Today - well, Thursday - was my birthday. I'd like to say that it was a horrible day, but that would be acknowledging it was even a day. It started out okay, meaning that I woke up. It was downhill from there.
I tried to knit, but I kept fucking that up. At least I got to watch my daytime shows - you know, People's Court, Judge Mathis, others of the same genre. I told Hubster that I was going to take a short nap before we went to dinner. Then I woke up... and it was after midnight. He woke up around the same time. So now he's fixing us dinner. The only exciting things that went on while I was asleep are that Emma peed on my pillow while I slept, and I put my ciggie out on the sheets. Oh... I also dumped a cup of coffee on the bed. So now I'm sitting on a pee- and coffee-stained set of sheets with holes and ashes on them. No gift, no balloons, no anything. I have to wait until the first before we can celebrate because we don't have any money. And even then, all we're going to do is go to the fair. I shouldn't complain, but nobody's listening anyway. Now that I've finished dinner, it's on to a hopefully somewhat productive night of knitting. Oh... and I just hit the keyboard with my ciggie, so the shift key has a burn mark on it. Just shoot me now.

--------

- [Goal A]:
Answer these questions about the birthday post:
(i) What craft did the writer keep messing up during the day?
(ii) What did Emma do while the writer was asleep?
(iii) What is the only celebration planned, and when will it happen?
- [Goal B]: Carry on the birthday post from the point where it ends.
The records that come after this post have no connection to it.

--------

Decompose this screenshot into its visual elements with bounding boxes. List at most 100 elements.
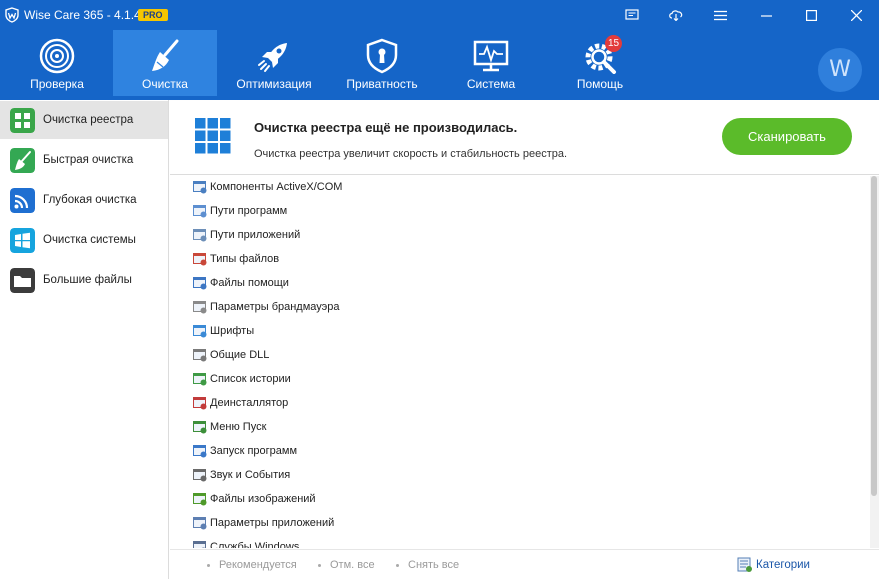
recommended-label: Рекомендуется [219,559,297,571]
deselect-all-label: Снять все [408,559,460,571]
list-item[interactable]: Запуск программ [192,441,297,461]
tab-check-label: Проверка [30,77,84,91]
categories-icon [737,557,752,572]
status-title: Очистка реестра ещё не производилась. [254,120,518,135]
sidebar-item-deep-clean[interactable]: Глубокая очистка [0,181,168,219]
tab-system[interactable]: Система [437,30,545,96]
recommended-link[interactable]: Рекомендуется [207,559,297,571]
app-logo-icon [5,7,19,23]
sidebar-item-quick-clean[interactable]: Быстрая очистка [0,141,168,179]
sidebar-item-label: Быстрая очистка [43,154,134,166]
sidebar-item-system-clean[interactable]: Очистка системы [0,221,168,259]
list-item[interactable]: Пути программ [192,201,287,221]
list-item-label: Пути программ [210,205,288,217]
sidebar: Очистка реестра Быстрая очистка Глубокая… [0,100,169,579]
scan-button[interactable]: Сканировать [722,118,852,155]
registry-icon [10,108,35,133]
tab-system-label: Система [466,77,516,91]
start-menu-icon [193,421,207,434]
list-item-label: Файлы помощи [210,277,289,289]
sidebar-item-label: Глубокая очистка [43,194,137,206]
file-type-icon [193,253,207,266]
sidebar-item-label: Очистка системы [43,234,136,246]
list-item[interactable]: Меню Пуск [192,417,266,437]
list-item-label: Список истории [210,373,291,385]
list-item[interactable]: Шрифты [192,321,254,341]
bullet-icon [396,563,399,567]
list-item[interactable]: Типы файлов [192,249,279,269]
list-item-label: Типы файлов [210,253,280,265]
startup-icon [193,445,207,458]
list-item-label: Параметры брандмауэра [210,301,340,313]
notification-badge: 15 [605,35,622,52]
scrollbar-thumb[interactable] [871,176,877,496]
maximize-button[interactable] [791,0,831,30]
close-icon [850,9,862,21]
list-item-label: Шрифты [210,325,255,337]
list-item[interactable]: Службы Windows [192,537,299,548]
avatar[interactable]: W [818,48,862,92]
list-item[interactable]: Звук и События [192,465,290,485]
list-item[interactable]: Общие DLL [192,345,269,365]
tab-privacy[interactable]: Приватность [328,30,436,96]
categories-label: Категории [756,559,810,571]
registry-grid-icon [195,118,231,154]
list-item[interactable]: Компоненты ActiveX/COM [192,177,342,197]
folder-icon [10,268,35,293]
tab-clean[interactable]: Очистка [113,30,217,96]
tab-optimize[interactable]: Оптимизация [220,30,328,96]
menu-button[interactable] [700,0,740,30]
list-scrollbar[interactable] [870,176,879,548]
bullet-icon [207,563,210,567]
image-file-icon [193,493,207,506]
list-item-label: Запуск программ [210,445,298,457]
tab-help[interactable]: 15 Помощь [546,30,654,96]
tab-clean-label: Очистка [142,77,188,91]
minimize-icon [760,14,772,17]
list-item-label: Звук и События [210,469,291,481]
list-item-label: Файлы изображений [210,493,316,505]
sidebar-item-large-files[interactable]: Большие файлы [0,261,168,299]
disk-icon [10,188,35,213]
list-item[interactable]: Файлы помощи [192,273,289,293]
close-button[interactable] [836,0,876,30]
minimize-button[interactable] [746,0,786,30]
sidebar-item-label: Большие файлы [43,274,132,286]
deselect-all-link[interactable]: Снять все [396,559,459,571]
services-icon [193,541,206,548]
list-item[interactable]: Параметры приложений [192,513,334,533]
list-item-label: Общие DLL [210,349,270,361]
sidebar-item-registry-clean[interactable]: Очистка реестра [0,101,168,139]
activex-icon [193,181,207,194]
uninstaller-icon [193,397,207,410]
dll-icon [193,349,207,362]
list-item[interactable]: Файлы изображений [192,489,316,509]
shield-icon [366,38,398,74]
monitor-icon [473,40,509,72]
cloud-button[interactable] [656,0,696,30]
tab-privacy-label: Приватность [346,77,418,91]
list-item[interactable]: Пути приложений [192,225,300,245]
bullet-icon [318,563,321,567]
firewall-icon [193,301,207,314]
feedback-icon [625,9,639,20]
app-path-icon [193,229,207,242]
status-panel: Очистка реестра ещё не производилась. Оч… [170,100,879,175]
sound-icon [193,469,207,482]
list-item-label: Компоненты ActiveX/COM [210,181,343,193]
categories-button[interactable]: Категории [737,557,810,573]
windows-icon [10,228,35,253]
main-nav: Проверка Очистка Оптимизация Приватность [0,30,879,100]
feedback-button[interactable] [612,0,652,30]
tab-optimize-label: Оптимизация [236,77,312,91]
list-item[interactable]: Деинсталлятор [192,393,288,413]
status-subtitle: Очистка реестра увеличит скорость и стаб… [254,148,568,160]
app-title: Wise Care 365 - 4.1.4 [24,8,141,22]
list-item[interactable]: Список истории [192,369,291,389]
list-item-label: Деинсталлятор [210,397,289,409]
list-item-label: Пути приложений [210,229,301,241]
select-all-link[interactable]: Отм. все [318,559,375,571]
tab-check[interactable]: Проверка [3,30,111,96]
list-item[interactable]: Параметры брандмауэра [192,297,340,317]
maximize-icon [805,9,817,21]
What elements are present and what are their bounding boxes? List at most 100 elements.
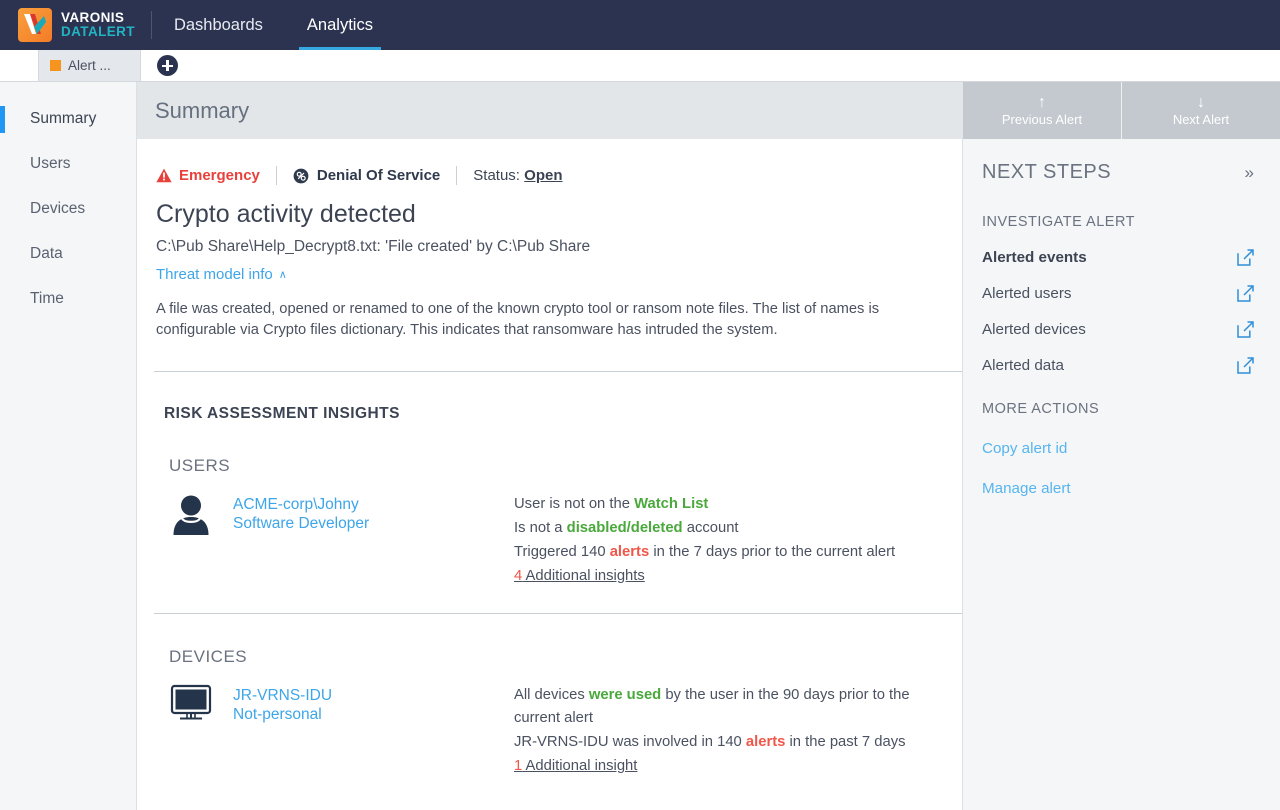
external-link-icon[interactable] [1237, 321, 1254, 338]
section-divider-users-devices [154, 612, 962, 614]
threat-model-description: A file was created, opened or renamed to… [156, 301, 880, 339]
user-icon [169, 493, 213, 589]
chevron-up-icon: ∧ [278, 269, 287, 281]
alert-meta-row: Emergency Denial Of Service Status: Open [156, 166, 962, 185]
manage-alert-action[interactable]: Manage alert [982, 480, 1280, 497]
plus-icon [156, 55, 178, 76]
fact-item: JR-VRNS-IDU was involved in 140 alerts i… [514, 731, 914, 755]
severity-label: Emergency [179, 167, 260, 184]
sidebar-item-time[interactable]: Time [0, 276, 136, 321]
next-step-alerted-events[interactable]: Alerted events [982, 249, 1254, 266]
fact-highlight: alerts [745, 734, 786, 751]
fact-text: Is not a [514, 519, 567, 536]
previous-alert-button[interactable]: ↑ Previous Alert [963, 82, 1121, 139]
device-name-link[interactable]: JR-VRNS-IDU [233, 686, 332, 706]
status-value[interactable]: Open [524, 167, 562, 184]
additional-insights-count: 1 [514, 758, 523, 775]
sidebar-item-devices[interactable]: Devices [0, 186, 136, 231]
fact-text: Triggered 140 [514, 543, 610, 560]
fact-text: in the past 7 days [785, 734, 906, 751]
tab-status-dot-icon [50, 60, 61, 71]
external-link-icon[interactable] [1237, 249, 1254, 266]
varonis-logo-icon [18, 8, 52, 42]
device-additional-insights-link[interactable]: 1 Additional insight [514, 755, 914, 779]
fact-text: All devices [514, 686, 589, 703]
nav-item-analytics-label: Analytics [306, 15, 373, 34]
sidebar-item-time-label: Time [30, 289, 64, 307]
alert-navigation: ↑ Previous Alert ↓ Next Alert [963, 82, 1280, 139]
sidebar-item-devices-label: Devices [30, 199, 86, 217]
sidebar-item-summary[interactable]: Summary [0, 96, 136, 141]
brand-name-line1: VARONIS [61, 9, 125, 25]
fact-highlight: Watch List [634, 495, 709, 512]
category-badge: Denial Of Service [293, 167, 440, 184]
meta-divider-2 [456, 166, 458, 185]
fact-highlight: disabled/deleted [566, 519, 683, 536]
fact-text: JR-VRNS-IDU was involved in 140 [514, 734, 746, 751]
top-navbar: VARONIS DATALERT Dashboards Analytics [0, 0, 1280, 50]
brand-name-line2: DATALERT [61, 24, 135, 39]
section-divider-top [154, 370, 962, 372]
user-insight-facts: User is not on the Watch List Is not a d… [514, 493, 914, 589]
next-steps-header: NEXT STEPS » [963, 139, 1280, 184]
fact-item: Is not a disabled/deleted account [514, 517, 914, 541]
next-steps-title: NEXT STEPS [982, 161, 1112, 183]
tab-alert[interactable]: Alert ... [38, 50, 141, 81]
monitor-icon [169, 684, 213, 780]
entity-device: JR-VRNS-IDU Not-personal [137, 684, 514, 780]
tab-strip: Alert ... [0, 50, 1280, 82]
additional-insights-label: Additional insights [522, 567, 645, 584]
fact-text: in the 7 days prior to the current alert [649, 543, 896, 560]
brand-logo[interactable]: VARONIS DATALERT [0, 0, 151, 50]
arrow-up-icon: ↑ [1038, 93, 1046, 111]
device-type-link[interactable]: Not-personal [233, 705, 332, 725]
severity-badge: Emergency [156, 167, 260, 184]
user-role-link[interactable]: Software Developer [233, 514, 369, 534]
page-title: Summary [155, 97, 250, 123]
fact-text: account [682, 519, 739, 536]
alert-subtitle: C:\Pub Share\Help_Decrypt8.txt: 'File cr… [156, 238, 591, 255]
collapse-panel-chevron-icon[interactable]: » [1245, 164, 1254, 181]
more-actions-heading: MORE ACTIONS [982, 401, 1100, 417]
copy-alert-id-action[interactable]: Copy alert id [982, 440, 1280, 457]
next-step-alerted-data[interactable]: Alerted data [982, 357, 1254, 374]
insight-section-users: USERS ACME-corp\Johny Software Developer [137, 456, 962, 589]
fact-highlight: were used [588, 686, 662, 703]
additional-insights-count: 4 [514, 567, 523, 584]
category-label: Denial Of Service [316, 167, 441, 184]
external-link-icon[interactable] [1237, 285, 1254, 302]
next-step-label: Alerted devices [982, 321, 1086, 338]
sidebar-item-summary-label: Summary [30, 109, 97, 127]
main-nav: Dashboards Analytics [152, 0, 395, 50]
next-step-label: Alerted users [982, 285, 1072, 302]
next-step-label: Alerted data [982, 357, 1064, 374]
sidebar-item-data[interactable]: Data [0, 231, 136, 276]
sidebar-item-data-label: Data [30, 244, 63, 262]
nav-item-analytics[interactable]: Analytics [285, 0, 395, 50]
next-alert-button[interactable]: ↓ Next Alert [1121, 82, 1280, 139]
add-tab-button[interactable] [141, 50, 193, 81]
fact-item: User is not on the Watch List [514, 493, 914, 517]
user-additional-insights-link[interactable]: 4 Additional insights [514, 565, 914, 589]
left-sidebar: Summary Users Devices Data Time [0, 82, 137, 810]
next-step-alerted-devices[interactable]: Alerted devices [982, 321, 1254, 338]
next-step-label: Alerted events [982, 249, 1087, 266]
sidebar-item-users[interactable]: Users [0, 141, 136, 186]
threat-model-info-label: Threat model info [156, 266, 273, 283]
previous-alert-label: Previous Alert [1001, 111, 1083, 127]
entity-user: ACME-corp\Johny Software Developer [137, 493, 514, 589]
page-header: Summary [137, 82, 963, 139]
external-link-icon[interactable] [1237, 357, 1254, 374]
warning-triangle-icon [156, 168, 172, 183]
user-name-link[interactable]: ACME-corp\Johny [233, 495, 369, 515]
nav-item-dashboards[interactable]: Dashboards [152, 0, 285, 50]
fact-item: Triggered 140 alerts in the 7 days prior… [514, 541, 914, 565]
next-step-alerted-users[interactable]: Alerted users [982, 285, 1254, 302]
nav-item-dashboards-label: Dashboards [173, 15, 263, 34]
next-alert-label: Next Alert [1172, 111, 1230, 127]
alert-title: Crypto activity detected [156, 200, 416, 228]
fact-text: User is not on the [514, 495, 635, 512]
status-label: Status: [473, 167, 520, 184]
threat-model-info-toggle[interactable]: Threat model info ∧ [156, 266, 287, 283]
risk-assessment-heading: RISK ASSESSMENT INSIGHTS [164, 404, 400, 422]
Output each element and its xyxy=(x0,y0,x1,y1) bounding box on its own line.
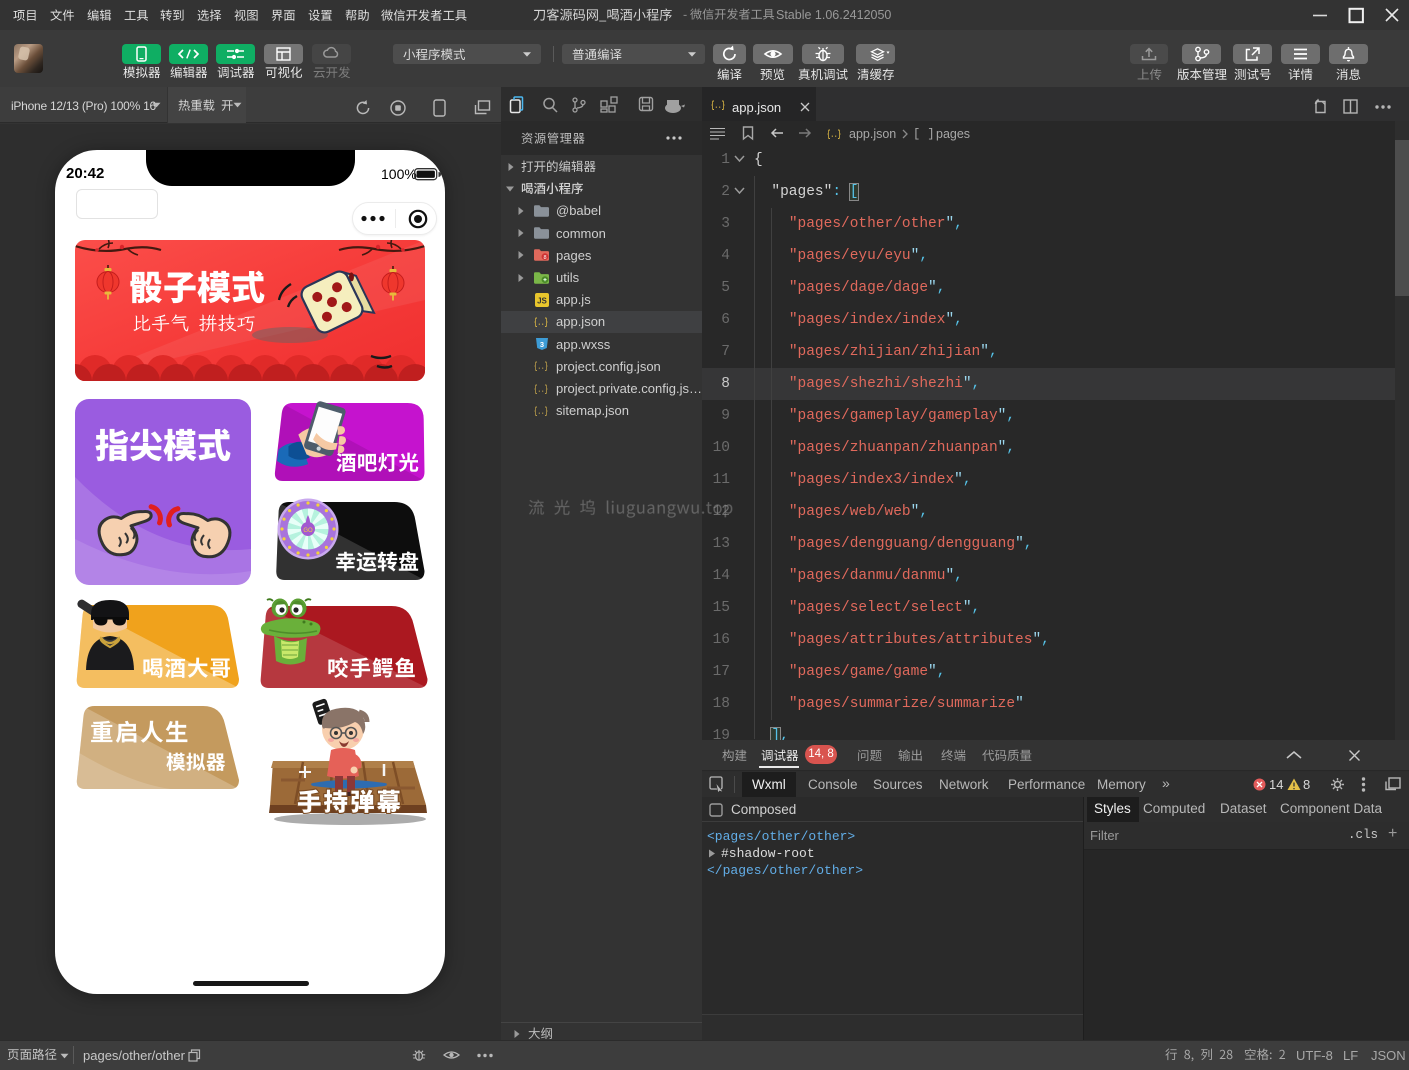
svg-text:{..}: {..} xyxy=(534,361,548,373)
svg-text:8: 8 xyxy=(543,255,546,261)
svg-text:GO: GO xyxy=(303,528,313,534)
svg-text:{..}: {..} xyxy=(711,100,725,112)
svg-text:{..}: {..} xyxy=(534,317,548,329)
svg-text:{..}: {..} xyxy=(534,384,548,396)
svg-text:{..}: {..} xyxy=(534,406,548,418)
svg-text:{..}: {..} xyxy=(827,129,841,141)
svg-text:3: 3 xyxy=(540,340,544,349)
svg-text:JS: JS xyxy=(537,297,547,306)
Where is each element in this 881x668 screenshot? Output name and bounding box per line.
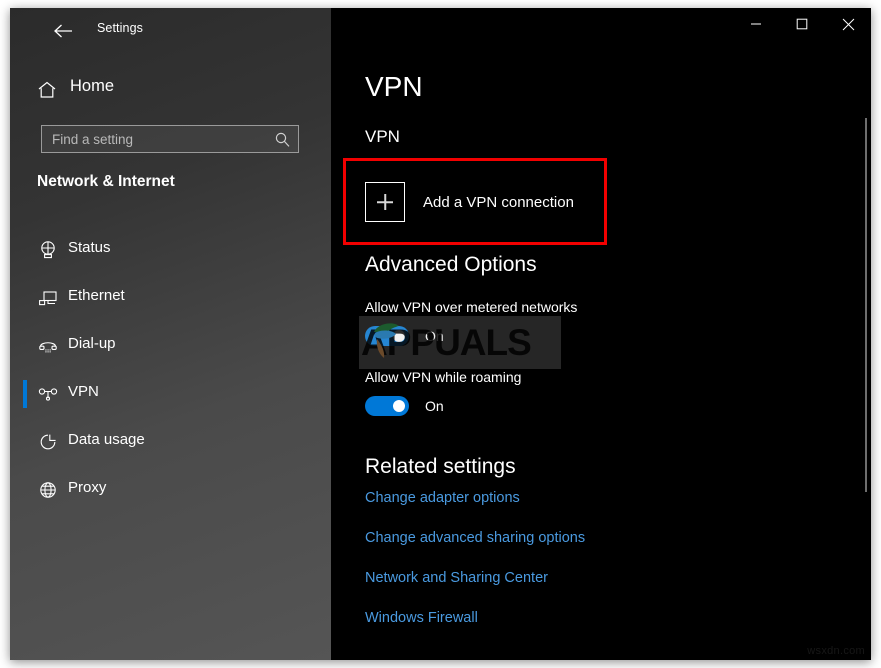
roaming-toggle-row: On (365, 396, 444, 416)
back-arrow-icon[interactable] (48, 18, 78, 44)
metered-networks-state: On (425, 328, 444, 344)
metered-networks-label: Allow VPN over metered networks (365, 299, 578, 315)
sidebar-item-dialup[interactable]: Dial-up (10, 322, 331, 370)
globe-icon (37, 479, 59, 501)
selection-indicator (23, 380, 27, 408)
window-titlebar: Settings (10, 8, 331, 54)
network-status-icon (37, 239, 59, 261)
sidebar-item-label: Data usage (68, 431, 145, 448)
sidebar-nav-list: Status Ethernet Dial-up VPN Data usage P… (10, 226, 331, 514)
content-scrollbar[interactable] (863, 54, 869, 660)
related-link-network-and-sharing-center[interactable]: Network and Sharing Center (365, 570, 548, 586)
minimize-icon[interactable] (733, 8, 779, 40)
sidebar-category-heading: Network & Internet (37, 173, 175, 190)
page-title: VPN (365, 71, 423, 102)
sidebar-item-label: Dial-up (68, 335, 116, 352)
related-link-change-advanced-sharing-options[interactable]: Change advanced sharing options (365, 530, 585, 546)
sidebar-item-proxy[interactable]: Proxy (10, 466, 331, 514)
roaming-toggle[interactable] (365, 396, 409, 416)
related-link-change-adapter-options[interactable]: Change adapter options (365, 490, 520, 506)
scrollbar-thumb[interactable] (865, 118, 867, 492)
toggle-knob (393, 330, 405, 342)
home-icon (36, 79, 58, 101)
dialup-phone-icon (37, 335, 59, 357)
roaming-label: Allow VPN while roaming (365, 369, 522, 385)
pie-chart-icon (37, 431, 59, 453)
vpn-section-heading: VPN (365, 127, 400, 146)
main-content-pane: VPN VPN Add a VPN connection Advanced Op… (331, 8, 871, 660)
vpn-icon (37, 383, 59, 405)
toggle-knob (393, 400, 405, 412)
sidebar-item-label: Ethernet (68, 287, 125, 304)
sidebar-item-data-usage[interactable]: Data usage (10, 418, 331, 466)
search-input[interactable] (42, 126, 270, 152)
navigation-sidebar: Settings Home Network & Internet (10, 8, 331, 660)
related-link-windows-firewall[interactable]: Windows Firewall (365, 610, 478, 626)
metered-networks-toggle[interactable] (365, 326, 409, 346)
plus-icon (365, 182, 405, 222)
window-controls (733, 8, 871, 40)
sidebar-item-label: VPN (68, 383, 99, 400)
site-watermark: wsxdn.com (807, 645, 865, 657)
settings-window: Settings Home Network & Internet (10, 8, 871, 660)
sidebar-item-label: Proxy (68, 479, 107, 496)
search-icon (274, 131, 291, 148)
close-icon[interactable] (825, 8, 871, 40)
sidebar-item-vpn[interactable]: VPN (10, 370, 331, 418)
metered-networks-toggle-row: On (365, 326, 444, 346)
sidebar-item-ethernet[interactable]: Ethernet (10, 274, 331, 322)
related-settings-heading: Related settings (365, 455, 516, 478)
sidebar-item-home[interactable]: Home (10, 70, 331, 110)
add-vpn-connection-button[interactable]: Add a VPN connection (365, 178, 595, 226)
sidebar-item-label: Status (68, 239, 111, 256)
sidebar-item-status[interactable]: Status (10, 226, 331, 274)
search-box[interactable] (41, 125, 299, 153)
sidebar-item-label-home: Home (70, 77, 115, 95)
maximize-icon[interactable] (779, 8, 825, 40)
roaming-state: On (425, 398, 444, 414)
window-title: Settings (97, 21, 143, 35)
ethernet-icon (37, 287, 59, 309)
advanced-options-heading: Advanced Options (365, 253, 537, 276)
add-vpn-connection-label: Add a VPN connection (423, 193, 574, 211)
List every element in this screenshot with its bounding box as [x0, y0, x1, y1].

--------

- [Response A]:
(i) Knitting.
(ii) Emma peed on the writer's pillow.
(iii) Going to the fair, after waiting until the first.

- [Response B]:
As for the good news, we're finally in the Bay Area for good. Of course, the residence hotel we're staying at is making us leave on Saturday morning because the way Hubster's paycheck falls doesn't allow us to afford the bill. It's on to Mom's and more fun and games. Things over there aren't any better than they are here. I haven't lived at home since 1984, so this should be a hoot. Argh.
To put the icing on the cake, my grandma had a stroke last week. She's not doing too well - she's seeing things like ghost children climbing in the window, monsters under the bed, things like that. I guess she's also wanting constant attention. So while Hubster is working, I'll be entertaining her. Apparently, she's getting on Mom's nerves. Mom has about as much sympathy as a wilted head of lettuce and also the same amount of compassion because she's never been around sickness, but I can't do what I'd like to anymore - you know, simple things like sit and stand. It's going to be interesting. At least living there will allow us to save a lot of money fairly quickly so we can afford to get our own place again. I live for the moment.
As long-time readers know, I usually get maudlin around my birthday, but this one is different. It may well be my last one, and I had really wanted it to be special. I wanted to spend time with Hubster, maybe go out to dinner, perhaps even go to the fair - just be together and have some fun. None of those things happened. While we're celebrating on the first, it's not the same. I still miss having a gift to open, being fussed over, having people over for a party - the things that I used to love so much about birthdays. This one, though... I wanted to celebrate being alive. I guess when you get down to it, every day I'm given is a gift in itself, and I don't need anything to open to celebrate that. I really need to get over myself and just be thankful, period.
It would still be nice to go to Reno or something, though.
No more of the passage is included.